DATA EXTRACT >>

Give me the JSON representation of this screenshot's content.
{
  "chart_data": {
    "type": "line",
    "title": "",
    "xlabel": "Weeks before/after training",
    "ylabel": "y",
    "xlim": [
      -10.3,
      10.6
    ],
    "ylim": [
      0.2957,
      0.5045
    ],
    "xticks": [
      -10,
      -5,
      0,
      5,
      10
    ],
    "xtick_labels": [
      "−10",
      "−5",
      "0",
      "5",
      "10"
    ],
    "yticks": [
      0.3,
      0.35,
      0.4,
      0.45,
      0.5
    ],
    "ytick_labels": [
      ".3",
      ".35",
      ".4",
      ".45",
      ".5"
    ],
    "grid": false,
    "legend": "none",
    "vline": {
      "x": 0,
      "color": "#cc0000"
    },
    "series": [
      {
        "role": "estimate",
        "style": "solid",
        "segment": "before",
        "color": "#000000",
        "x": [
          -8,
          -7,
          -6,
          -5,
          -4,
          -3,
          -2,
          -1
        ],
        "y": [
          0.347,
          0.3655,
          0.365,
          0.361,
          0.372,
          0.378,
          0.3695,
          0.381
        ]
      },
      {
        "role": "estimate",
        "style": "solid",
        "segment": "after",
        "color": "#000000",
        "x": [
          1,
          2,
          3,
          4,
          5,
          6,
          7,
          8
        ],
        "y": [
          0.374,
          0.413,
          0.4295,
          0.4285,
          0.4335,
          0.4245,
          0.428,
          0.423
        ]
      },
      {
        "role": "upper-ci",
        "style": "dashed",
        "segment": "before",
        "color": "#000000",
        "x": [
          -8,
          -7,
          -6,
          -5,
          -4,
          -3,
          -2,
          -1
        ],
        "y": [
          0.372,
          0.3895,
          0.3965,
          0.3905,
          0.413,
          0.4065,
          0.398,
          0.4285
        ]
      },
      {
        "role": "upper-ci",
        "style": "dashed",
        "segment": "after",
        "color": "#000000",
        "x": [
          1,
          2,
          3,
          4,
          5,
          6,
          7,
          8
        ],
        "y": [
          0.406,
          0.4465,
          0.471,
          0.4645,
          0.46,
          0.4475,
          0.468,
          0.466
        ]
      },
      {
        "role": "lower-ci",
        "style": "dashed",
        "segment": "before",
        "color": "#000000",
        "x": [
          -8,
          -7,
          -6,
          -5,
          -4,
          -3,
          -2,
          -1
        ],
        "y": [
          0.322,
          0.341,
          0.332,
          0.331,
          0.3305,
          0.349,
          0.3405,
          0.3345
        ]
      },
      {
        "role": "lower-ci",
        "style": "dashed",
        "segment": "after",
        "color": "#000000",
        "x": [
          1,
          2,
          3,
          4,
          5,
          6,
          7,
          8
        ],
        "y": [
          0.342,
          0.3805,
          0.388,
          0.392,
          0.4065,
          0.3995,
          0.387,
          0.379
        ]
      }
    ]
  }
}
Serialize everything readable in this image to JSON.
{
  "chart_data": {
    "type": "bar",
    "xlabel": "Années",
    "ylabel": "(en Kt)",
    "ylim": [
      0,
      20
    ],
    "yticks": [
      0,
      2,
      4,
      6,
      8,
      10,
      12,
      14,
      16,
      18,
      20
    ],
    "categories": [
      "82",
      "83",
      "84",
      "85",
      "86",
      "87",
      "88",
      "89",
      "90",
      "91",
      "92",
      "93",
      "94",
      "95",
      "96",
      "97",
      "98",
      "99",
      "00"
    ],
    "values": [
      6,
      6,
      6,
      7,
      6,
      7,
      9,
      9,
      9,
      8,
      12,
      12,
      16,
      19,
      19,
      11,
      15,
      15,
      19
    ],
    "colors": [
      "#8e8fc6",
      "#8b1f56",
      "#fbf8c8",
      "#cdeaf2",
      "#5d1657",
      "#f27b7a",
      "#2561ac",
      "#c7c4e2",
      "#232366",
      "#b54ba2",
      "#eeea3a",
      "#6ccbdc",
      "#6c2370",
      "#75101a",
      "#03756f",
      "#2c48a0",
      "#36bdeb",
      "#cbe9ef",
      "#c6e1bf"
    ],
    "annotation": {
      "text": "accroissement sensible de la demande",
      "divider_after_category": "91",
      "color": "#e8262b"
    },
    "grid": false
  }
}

TASK DIRECTIONS >> Find the string "JSON" in the listing and return every line that holds it.

ANSWER TO THE PROBLEM >>
Give me the JSON representation of this screenshot's content.
Serialize everything readable in this image to JSON.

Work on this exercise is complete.